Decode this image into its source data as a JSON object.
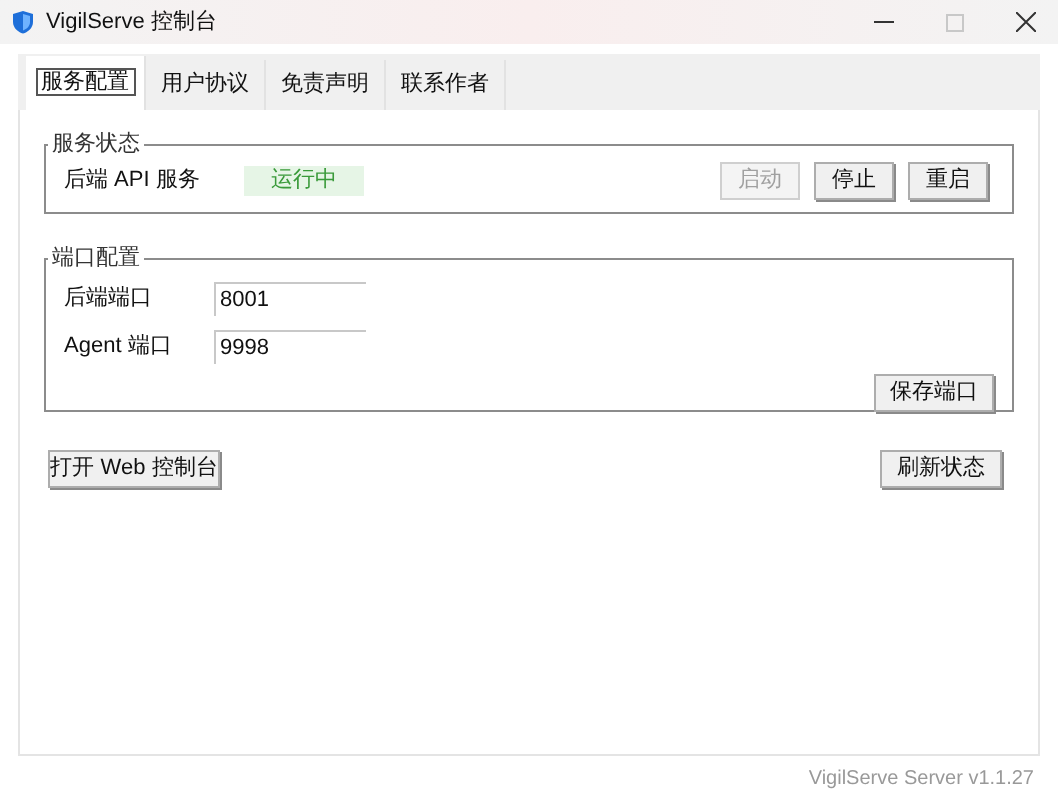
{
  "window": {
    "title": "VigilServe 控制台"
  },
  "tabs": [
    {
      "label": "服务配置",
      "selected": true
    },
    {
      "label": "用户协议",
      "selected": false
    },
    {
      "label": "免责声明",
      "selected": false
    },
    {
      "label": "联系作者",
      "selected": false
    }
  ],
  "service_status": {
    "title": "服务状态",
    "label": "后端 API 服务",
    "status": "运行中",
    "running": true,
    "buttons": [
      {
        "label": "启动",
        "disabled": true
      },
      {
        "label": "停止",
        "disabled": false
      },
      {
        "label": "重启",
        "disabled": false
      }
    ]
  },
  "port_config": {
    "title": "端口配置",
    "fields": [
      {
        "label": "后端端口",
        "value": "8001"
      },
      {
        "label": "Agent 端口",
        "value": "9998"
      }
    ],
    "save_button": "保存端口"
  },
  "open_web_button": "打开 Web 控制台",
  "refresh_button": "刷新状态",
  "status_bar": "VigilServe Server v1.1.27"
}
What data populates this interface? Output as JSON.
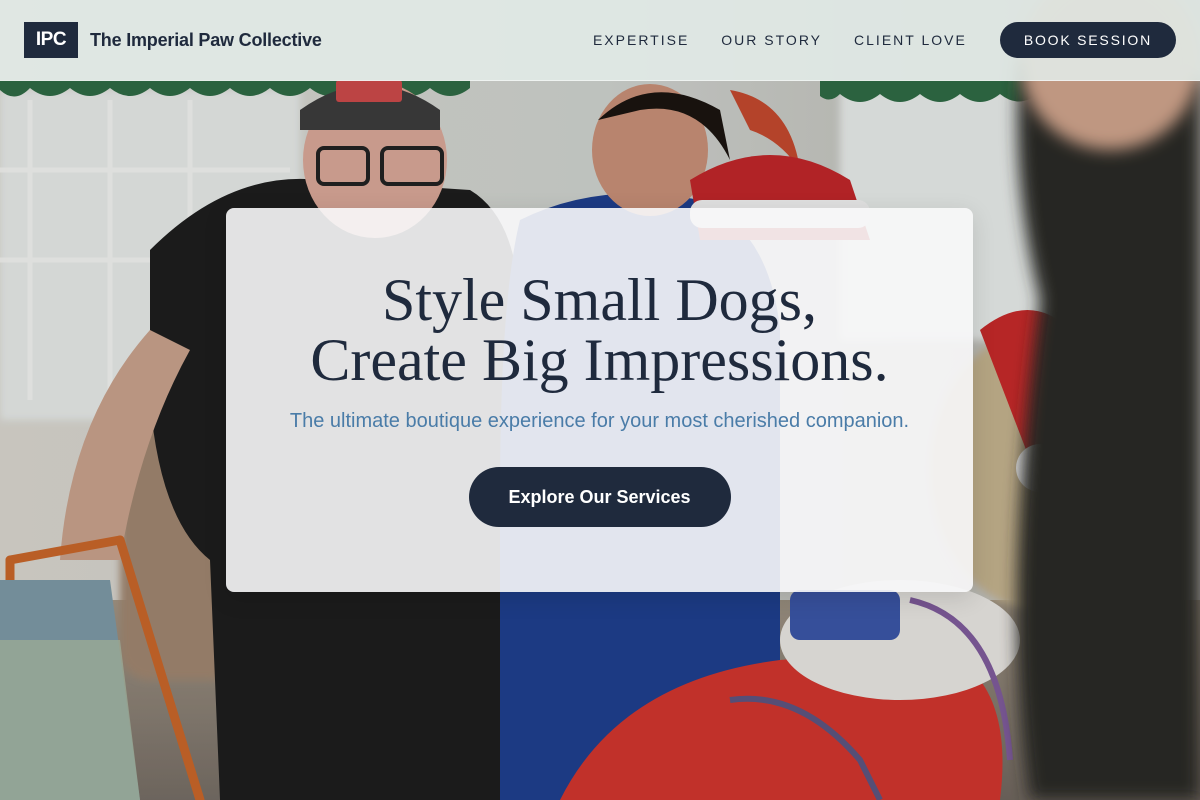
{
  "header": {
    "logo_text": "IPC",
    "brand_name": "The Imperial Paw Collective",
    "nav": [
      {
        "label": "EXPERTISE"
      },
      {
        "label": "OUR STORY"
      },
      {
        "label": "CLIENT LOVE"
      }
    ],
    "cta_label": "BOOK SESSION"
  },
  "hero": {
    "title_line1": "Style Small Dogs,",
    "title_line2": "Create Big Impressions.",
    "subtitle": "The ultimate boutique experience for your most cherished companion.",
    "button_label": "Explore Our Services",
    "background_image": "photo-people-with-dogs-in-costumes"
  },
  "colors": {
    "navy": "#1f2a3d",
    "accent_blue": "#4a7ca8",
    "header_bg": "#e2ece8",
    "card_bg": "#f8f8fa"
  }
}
* * *
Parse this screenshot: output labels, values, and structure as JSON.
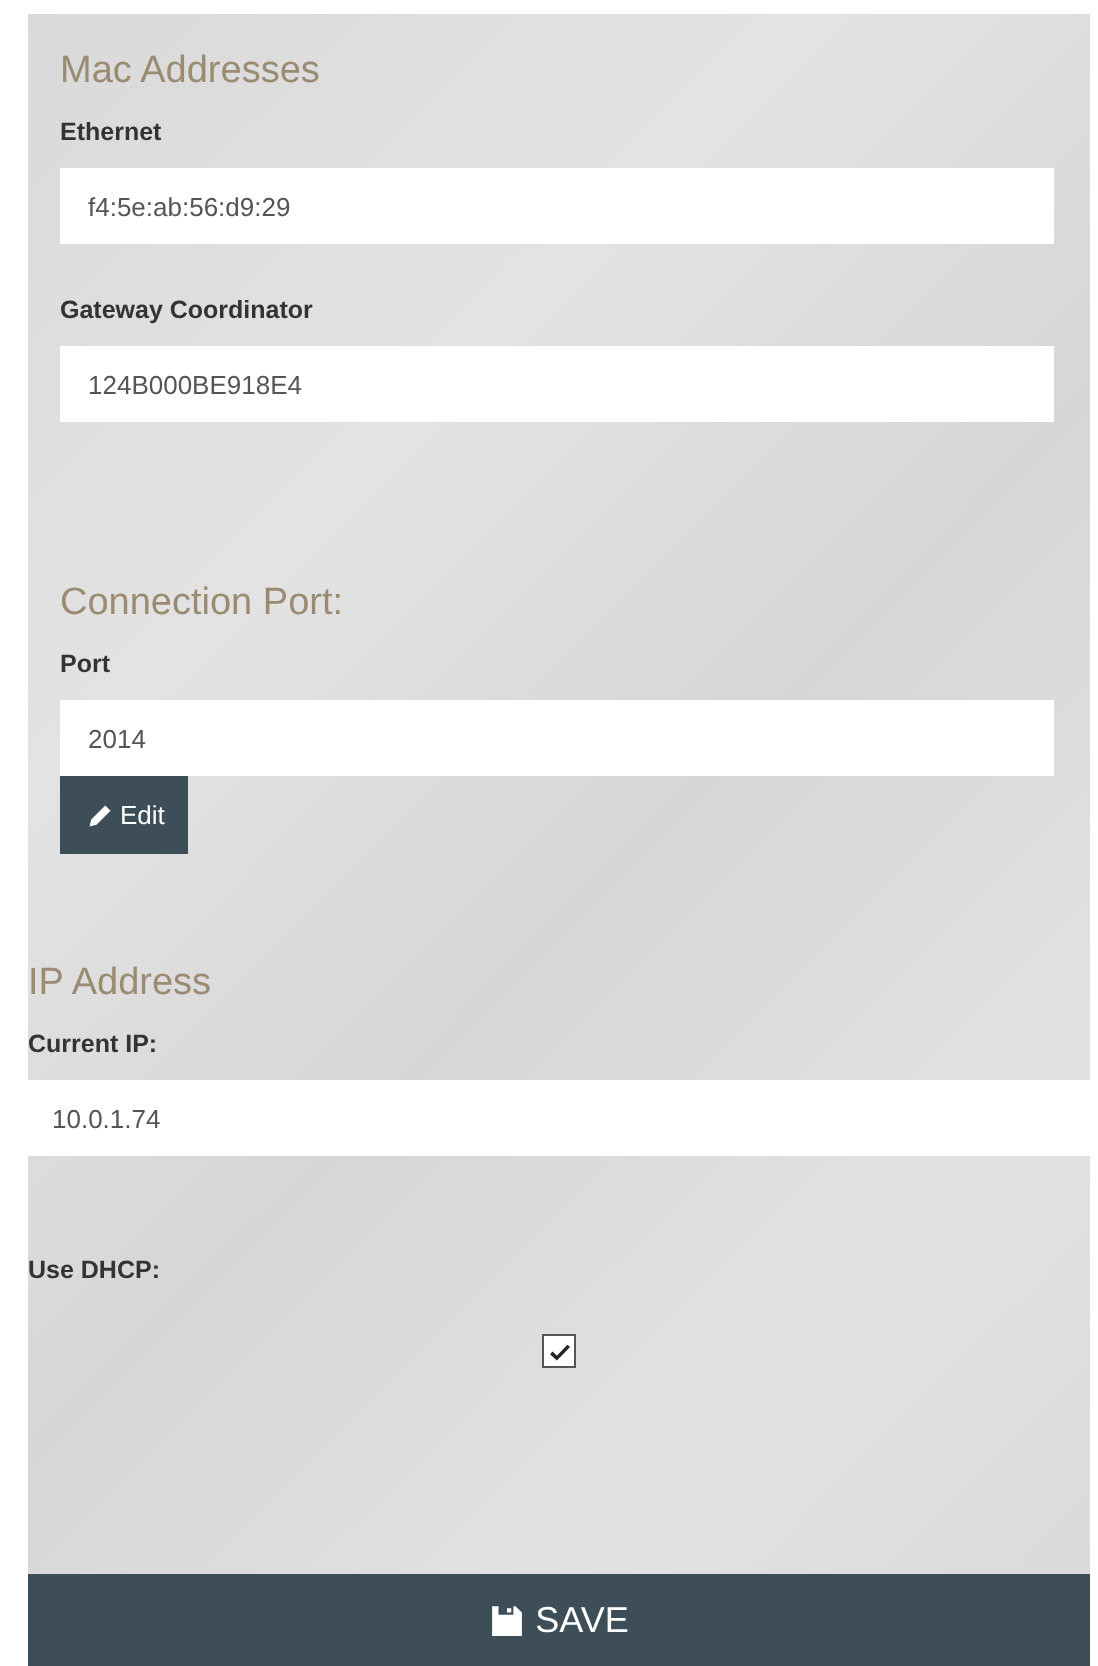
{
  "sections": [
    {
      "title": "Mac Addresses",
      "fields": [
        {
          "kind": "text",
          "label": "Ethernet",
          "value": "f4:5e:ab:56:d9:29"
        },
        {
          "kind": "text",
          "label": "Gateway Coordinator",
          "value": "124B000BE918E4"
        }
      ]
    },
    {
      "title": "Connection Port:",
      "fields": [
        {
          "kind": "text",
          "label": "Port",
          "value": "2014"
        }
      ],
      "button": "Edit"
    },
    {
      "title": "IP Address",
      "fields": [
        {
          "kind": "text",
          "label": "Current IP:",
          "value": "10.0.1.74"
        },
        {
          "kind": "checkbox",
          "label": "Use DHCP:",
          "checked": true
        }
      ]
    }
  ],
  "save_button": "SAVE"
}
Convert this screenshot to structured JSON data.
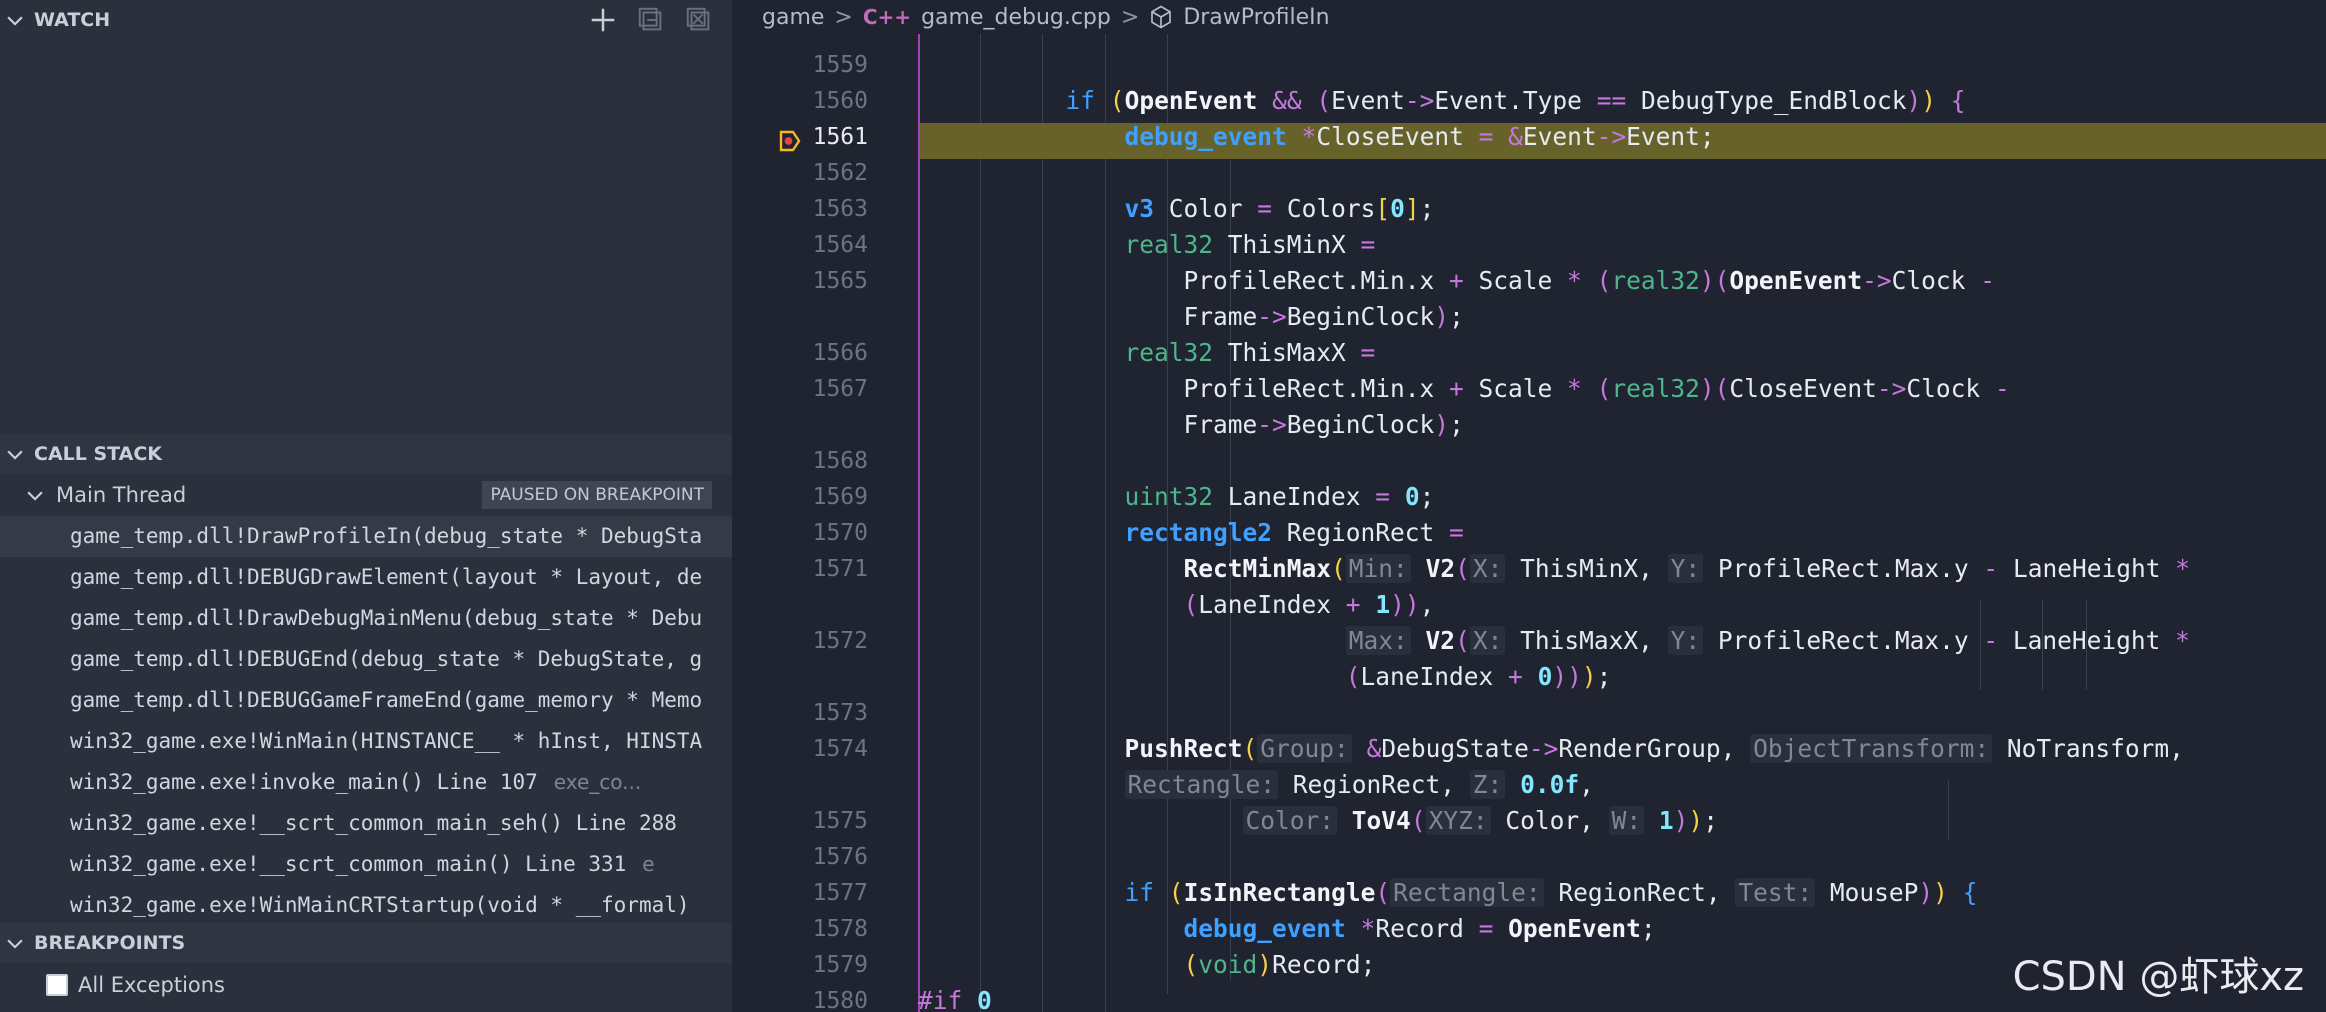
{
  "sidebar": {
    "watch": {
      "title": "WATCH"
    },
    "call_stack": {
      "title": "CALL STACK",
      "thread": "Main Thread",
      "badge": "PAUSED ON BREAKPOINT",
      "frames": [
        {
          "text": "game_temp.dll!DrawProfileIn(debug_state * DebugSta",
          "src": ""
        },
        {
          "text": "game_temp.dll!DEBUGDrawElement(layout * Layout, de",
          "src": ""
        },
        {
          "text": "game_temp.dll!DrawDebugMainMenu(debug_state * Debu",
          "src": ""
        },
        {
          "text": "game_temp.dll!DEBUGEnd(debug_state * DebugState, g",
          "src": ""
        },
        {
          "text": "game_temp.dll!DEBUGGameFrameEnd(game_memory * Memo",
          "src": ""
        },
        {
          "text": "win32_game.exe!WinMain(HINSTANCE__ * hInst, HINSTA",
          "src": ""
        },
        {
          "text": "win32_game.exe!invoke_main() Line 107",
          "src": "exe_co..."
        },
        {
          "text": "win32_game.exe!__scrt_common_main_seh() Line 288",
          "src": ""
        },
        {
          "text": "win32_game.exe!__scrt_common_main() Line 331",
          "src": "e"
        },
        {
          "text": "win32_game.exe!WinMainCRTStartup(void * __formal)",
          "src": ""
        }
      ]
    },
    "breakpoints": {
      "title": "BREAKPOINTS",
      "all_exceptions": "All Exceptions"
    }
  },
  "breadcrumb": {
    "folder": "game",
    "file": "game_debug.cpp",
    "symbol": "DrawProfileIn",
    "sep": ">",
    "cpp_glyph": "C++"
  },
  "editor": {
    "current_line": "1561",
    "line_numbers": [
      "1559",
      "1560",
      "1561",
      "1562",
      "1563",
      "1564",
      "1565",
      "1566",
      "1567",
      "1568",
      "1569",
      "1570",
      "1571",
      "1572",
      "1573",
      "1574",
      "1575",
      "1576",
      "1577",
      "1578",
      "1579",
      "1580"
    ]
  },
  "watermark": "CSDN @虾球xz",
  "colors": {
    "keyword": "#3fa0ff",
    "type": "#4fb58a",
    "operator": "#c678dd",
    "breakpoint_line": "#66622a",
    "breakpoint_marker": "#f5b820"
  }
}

_What you need to do:_
Your answer should be one number: how many lines in the material above contain the string "this".

_Finished exercise:_
4